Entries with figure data
....................

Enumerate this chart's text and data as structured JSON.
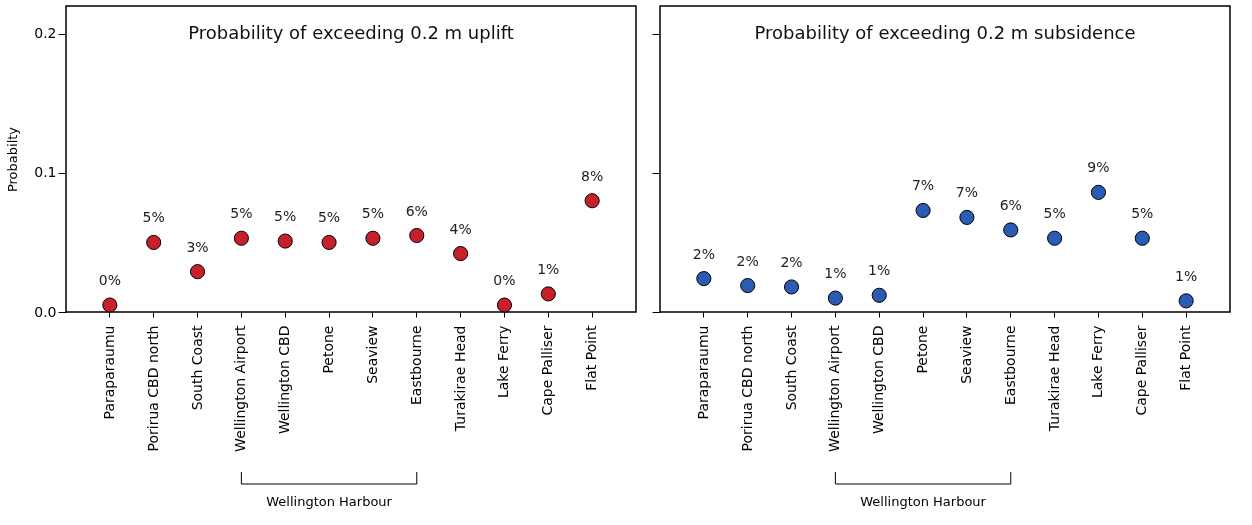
{
  "chart_data": [
    {
      "type": "scatter",
      "title": "Probability of exceeding 0.2 m uplift",
      "ylabel": "Probabilty",
      "categories": [
        "Paraparaumu",
        "Porirua CBD north",
        "South Coast",
        "Wellington Airport",
        "Wellington CBD",
        "Petone",
        "Seaview",
        "Eastbourne",
        "Turakirae Head",
        "Lake Ferry",
        "Cape Palliser",
        "Flat Point"
      ],
      "series": [
        {
          "color": "#c8202a",
          "values": [
            0.005,
            0.05,
            0.029,
            0.053,
            0.051,
            0.05,
            0.053,
            0.055,
            0.042,
            0.005,
            0.013,
            0.08
          ],
          "value_labels": [
            "0%",
            "5%",
            "3%",
            "5%",
            "5%",
            "5%",
            "5%",
            "6%",
            "4%",
            "0%",
            "1%",
            "8%"
          ]
        }
      ],
      "ylim": [
        0,
        0.22
      ],
      "yticks": [
        {
          "value": 0,
          "label": "0.0"
        },
        0.1,
        0.2
      ],
      "grid": false,
      "marker": "circle",
      "annotations": [
        "Wellington Harbour"
      ]
    },
    {
      "type": "scatter",
      "title": "Probability of exceeding 0.2 m subsidence",
      "categories": [
        "Paraparaumu",
        "Porirua CBD north",
        "South Coast",
        "Wellington Airport",
        "Wellington CBD",
        "Petone",
        "Seaview",
        "Eastbourne",
        "Turakirae Head",
        "Lake Ferry",
        "Cape Palliser",
        "Flat Point"
      ],
      "series": [
        {
          "color": "#2a5cb4",
          "values": [
            0.024,
            0.019,
            0.018,
            0.01,
            0.012,
            0.073,
            0.068,
            0.059,
            0.053,
            0.086,
            0.053,
            0.008
          ],
          "value_labels": [
            "2%",
            "2%",
            "2%",
            "1%",
            "1%",
            "7%",
            "7%",
            "6%",
            "5%",
            "9%",
            "5%",
            "1%"
          ]
        }
      ],
      "ylim": [
        0,
        0.22
      ],
      "yticks": [
        0,
        0.1,
        0.2
      ],
      "grid": false,
      "marker": "circle",
      "tick_labels": "x",
      "annotations": [
        "Wellington Harbour"
      ]
    }
  ]
}
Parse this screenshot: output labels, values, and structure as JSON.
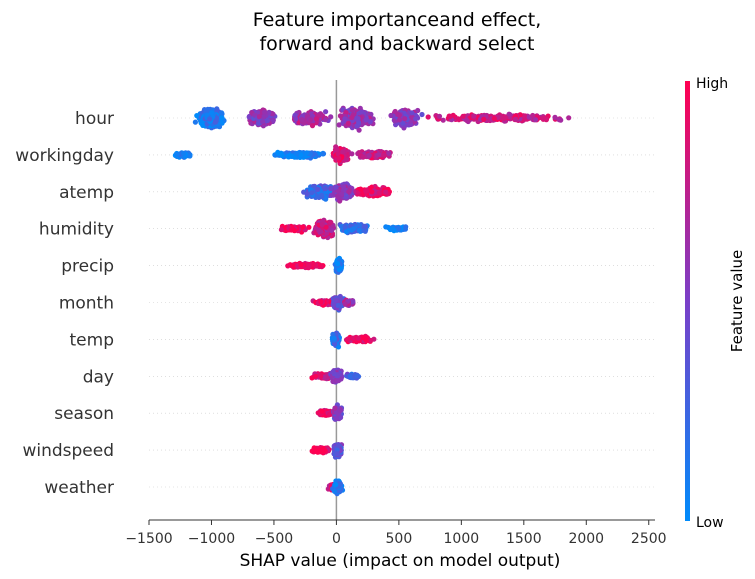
{
  "chart_data": {
    "type": "scatter",
    "subtype": "shap-beeswarm",
    "title": [
      "Feature importanceand effect,",
      "forward and backward select"
    ],
    "xlabel": "SHAP value (impact on model output)",
    "xlim": [
      -1500,
      2550
    ],
    "xticks": [
      -1500,
      -1000,
      -500,
      0,
      500,
      1000,
      1500,
      2000,
      2500
    ],
    "xtick_labels": [
      "−1500",
      "−1000",
      "−500",
      "0",
      "500",
      "1000",
      "1500",
      "2000",
      "2500"
    ],
    "zero_line": 0,
    "colorbar": {
      "label": "Feature value",
      "high": "High",
      "low": "Low",
      "low_color": "#008bfb",
      "high_color": "#ff0051"
    },
    "features": [
      {
        "name": "hour",
        "min": -1200,
        "max": 2380,
        "clusters": [
          {
            "center": -1000,
            "spread": 140,
            "width": 14,
            "count": 300,
            "color": 0.12
          },
          {
            "center": -600,
            "spread": 160,
            "width": 11,
            "count": 200,
            "color": 0.55
          },
          {
            "center": -200,
            "spread": 220,
            "width": 9,
            "count": 160,
            "color": 0.65
          },
          {
            "center": 150,
            "spread": 180,
            "width": 14,
            "count": 260,
            "color": 0.6
          },
          {
            "center": 550,
            "spread": 170,
            "width": 12,
            "count": 200,
            "color": 0.55
          },
          {
            "center": 1300,
            "spread": 700,
            "width": 5,
            "count": 260,
            "color": 0.8
          }
        ]
      },
      {
        "name": "workingday",
        "min": -1320,
        "max": 590,
        "clusters": [
          {
            "center": -1230,
            "spread": 90,
            "width": 3,
            "count": 70,
            "color": 0.05
          },
          {
            "center": -300,
            "spread": 300,
            "width": 4,
            "count": 180,
            "color": 0.06
          },
          {
            "center": 40,
            "spread": 90,
            "width": 11,
            "count": 200,
            "color": 0.88
          },
          {
            "center": 300,
            "spread": 200,
            "width": 5,
            "count": 150,
            "color": 0.82
          }
        ]
      },
      {
        "name": "atemp",
        "min": -380,
        "max": 610,
        "clusters": [
          {
            "center": -140,
            "spread": 160,
            "width": 10,
            "count": 200,
            "color": 0.25
          },
          {
            "center": 50,
            "spread": 120,
            "width": 12,
            "count": 220,
            "color": 0.55
          },
          {
            "center": 300,
            "spread": 200,
            "width": 7,
            "count": 200,
            "color": 0.9
          }
        ]
      },
      {
        "name": "humidity",
        "min": -520,
        "max": 650,
        "clusters": [
          {
            "center": -350,
            "spread": 150,
            "width": 4,
            "count": 100,
            "color": 0.95
          },
          {
            "center": -100,
            "spread": 110,
            "width": 12,
            "count": 250,
            "color": 0.78
          },
          {
            "center": 150,
            "spread": 160,
            "width": 6,
            "count": 140,
            "color": 0.2
          },
          {
            "center": 480,
            "spread": 130,
            "width": 3,
            "count": 50,
            "color": 0.05
          }
        ]
      },
      {
        "name": "precip",
        "min": -480,
        "max": 80,
        "clusters": [
          {
            "center": -260,
            "spread": 200,
            "width": 3,
            "count": 130,
            "color": 0.97
          },
          {
            "center": 20,
            "spread": 40,
            "width": 10,
            "count": 120,
            "color": 0.05
          }
        ]
      },
      {
        "name": "month",
        "min": -320,
        "max": 170,
        "clusters": [
          {
            "center": -80,
            "spread": 150,
            "width": 4,
            "count": 100,
            "color": 0.9
          },
          {
            "center": 10,
            "spread": 60,
            "width": 9,
            "count": 160,
            "color": 0.4
          },
          {
            "center": 100,
            "spread": 60,
            "width": 4,
            "count": 60,
            "color": 0.65
          }
        ]
      },
      {
        "name": "temp",
        "min": -60,
        "max": 340,
        "clusters": [
          {
            "center": -5,
            "spread": 40,
            "width": 9,
            "count": 150,
            "color": 0.2
          },
          {
            "center": 180,
            "spread": 150,
            "width": 4,
            "count": 110,
            "color": 0.96
          }
        ]
      },
      {
        "name": "day",
        "min": -280,
        "max": 230,
        "clusters": [
          {
            "center": -100,
            "spread": 150,
            "width": 4,
            "count": 110,
            "color": 0.85
          },
          {
            "center": 0,
            "spread": 60,
            "width": 9,
            "count": 160,
            "color": 0.5
          },
          {
            "center": 130,
            "spread": 90,
            "width": 3,
            "count": 60,
            "color": 0.3
          }
        ]
      },
      {
        "name": "season",
        "min": -200,
        "max": 90,
        "clusters": [
          {
            "center": -90,
            "spread": 90,
            "width": 4,
            "count": 90,
            "color": 0.9
          },
          {
            "center": 10,
            "spread": 45,
            "width": 9,
            "count": 150,
            "color": 0.5
          }
        ]
      },
      {
        "name": "windspeed",
        "min": -260,
        "max": 100,
        "clusters": [
          {
            "center": -120,
            "spread": 120,
            "width": 4,
            "count": 100,
            "color": 0.95
          },
          {
            "center": 10,
            "spread": 50,
            "width": 9,
            "count": 150,
            "color": 0.4
          }
        ]
      },
      {
        "name": "weather",
        "min": -90,
        "max": 90,
        "clusters": [
          {
            "center": -30,
            "spread": 40,
            "width": 5,
            "count": 70,
            "color": 0.85
          },
          {
            "center": 10,
            "spread": 50,
            "width": 9,
            "count": 140,
            "color": 0.1
          }
        ]
      }
    ]
  }
}
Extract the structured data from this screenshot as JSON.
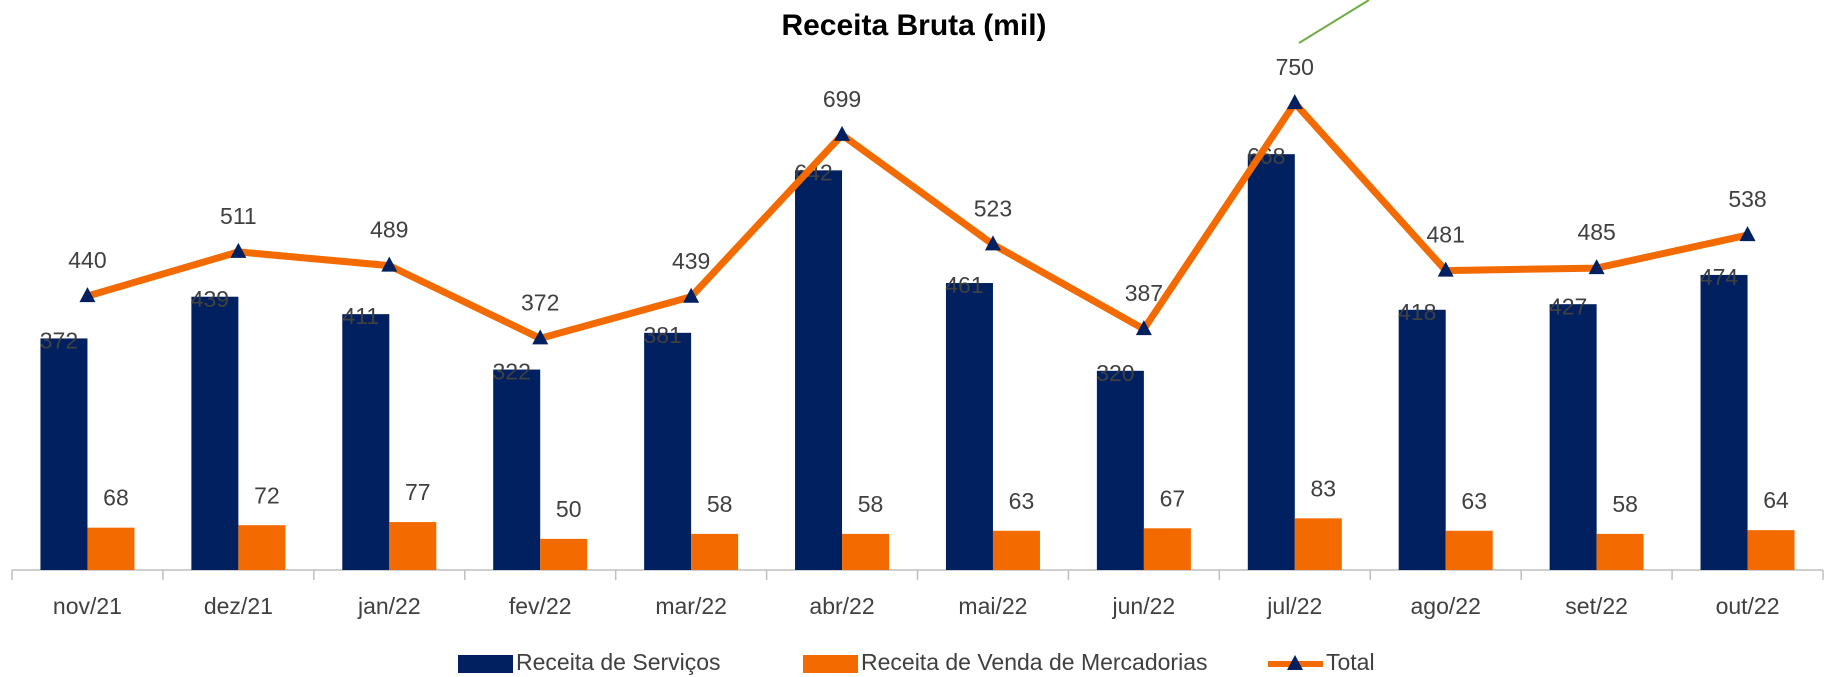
{
  "chart_data": {
    "type": "bar_line",
    "title": "Receita Bruta (mil)",
    "categories": [
      "nov/21",
      "dez/21",
      "jan/22",
      "fev/22",
      "mar/22",
      "abr/22",
      "mai/22",
      "jun/22",
      "jul/22",
      "ago/22",
      "set/22",
      "out/22"
    ],
    "series": [
      {
        "name": "Receita de Serviços",
        "type": "bar",
        "color": "#002060",
        "values": [
          372,
          439,
          411,
          322,
          381,
          642,
          461,
          320,
          668,
          418,
          427,
          474
        ]
      },
      {
        "name": "Receita de Venda de Mercadorias",
        "type": "bar",
        "color": "#f26a00",
        "values": [
          68,
          72,
          77,
          50,
          58,
          58,
          63,
          67,
          83,
          63,
          58,
          64
        ]
      },
      {
        "name": "Total",
        "type": "line",
        "color": "#f26a00",
        "marker_color": "#002060",
        "values": [
          440,
          511,
          489,
          372,
          439,
          699,
          523,
          387,
          750,
          481,
          485,
          538
        ]
      }
    ],
    "ylim": [
      0,
      800
    ],
    "legend": "bottom"
  }
}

....................

→ Task to complete
Return each line of the data that contains the string "this".

→ Answer to the problem
Enumerate this chart's text and data as structured JSON.
Parse this screenshot: output labels, values, and structure as JSON.
Extract the structured data from this screenshot as JSON.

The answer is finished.